[Data listing]

════

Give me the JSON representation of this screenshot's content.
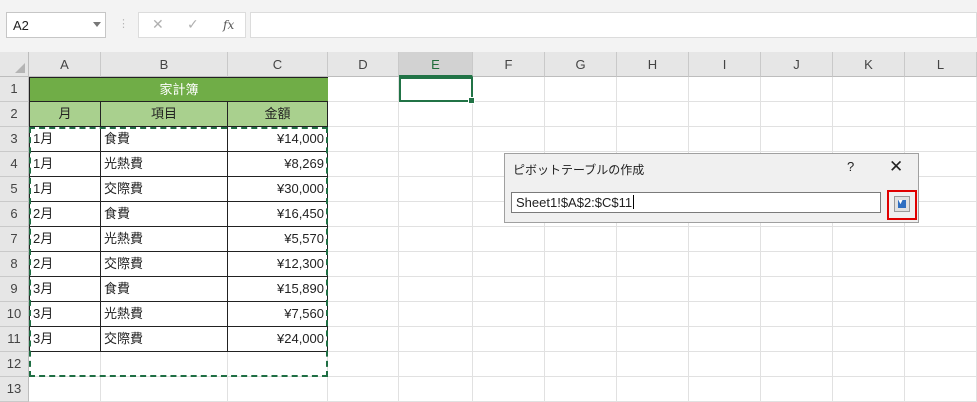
{
  "formula_bar": {
    "name_box": "A2",
    "fx_label": "fx",
    "cancel_icon": "✕",
    "enter_icon": "✓",
    "formula": ""
  },
  "columns": [
    "A",
    "B",
    "C",
    "D",
    "E",
    "F",
    "G",
    "H",
    "I",
    "J",
    "K",
    "L"
  ],
  "rows": [
    "1",
    "2",
    "3",
    "4",
    "5",
    "6",
    "7",
    "8",
    "9",
    "10",
    "11",
    "12",
    "13"
  ],
  "active_column": "E",
  "table": {
    "title": "家計簿",
    "headers": [
      "月",
      "項目",
      "金額"
    ],
    "rows": [
      [
        "1月",
        "食費",
        "¥14,000"
      ],
      [
        "1月",
        "光熱費",
        "¥8,269"
      ],
      [
        "1月",
        "交際費",
        "¥30,000"
      ],
      [
        "2月",
        "食費",
        "¥16,450"
      ],
      [
        "2月",
        "光熱費",
        "¥5,570"
      ],
      [
        "2月",
        "交際費",
        "¥12,300"
      ],
      [
        "3月",
        "食費",
        "¥15,890"
      ],
      [
        "3月",
        "光熱費",
        "¥7,560"
      ],
      [
        "3月",
        "交際費",
        "¥24,000"
      ]
    ]
  },
  "dialog": {
    "title": "ピボットテーブルの作成",
    "help": "?",
    "close": "✕",
    "range_value": "Sheet1!$A$2:$C$11"
  },
  "colors": {
    "title_fill": "#70ad47",
    "header_fill": "#a9d08e",
    "excel_green": "#217346",
    "highlight_red": "#e00000"
  }
}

════

### Exercise details
Your copy of the data above should match it exactly, except that pictures are left out.

### Complete output
Give me the JSON representation of this screenshot's content.
{
  "formula_bar": {
    "name_box": "A2",
    "fx_label": "fx",
    "cancel_icon": "✕",
    "enter_icon": "✓",
    "formula": ""
  },
  "columns": [
    "A",
    "B",
    "C",
    "D",
    "E",
    "F",
    "G",
    "H",
    "I",
    "J",
    "K",
    "L"
  ],
  "rows": [
    "1",
    "2",
    "3",
    "4",
    "5",
    "6",
    "7",
    "8",
    "9",
    "10",
    "11",
    "12",
    "13"
  ],
  "active_column": "E",
  "table": {
    "title": "家計簿",
    "headers": [
      "月",
      "項目",
      "金額"
    ],
    "rows": [
      [
        "1月",
        "食費",
        "¥14,000"
      ],
      [
        "1月",
        "光熱費",
        "¥8,269"
      ],
      [
        "1月",
        "交際費",
        "¥30,000"
      ],
      [
        "2月",
        "食費",
        "¥16,450"
      ],
      [
        "2月",
        "光熱費",
        "¥5,570"
      ],
      [
        "2月",
        "交際費",
        "¥12,300"
      ],
      [
        "3月",
        "食費",
        "¥15,890"
      ],
      [
        "3月",
        "光熱費",
        "¥7,560"
      ],
      [
        "3月",
        "交際費",
        "¥24,000"
      ]
    ]
  },
  "dialog": {
    "title": "ピボットテーブルの作成",
    "help": "?",
    "close": "✕",
    "range_value": "Sheet1!$A$2:$C$11"
  },
  "colors": {
    "title_fill": "#70ad47",
    "header_fill": "#a9d08e",
    "excel_green": "#217346",
    "highlight_red": "#e00000"
  }
}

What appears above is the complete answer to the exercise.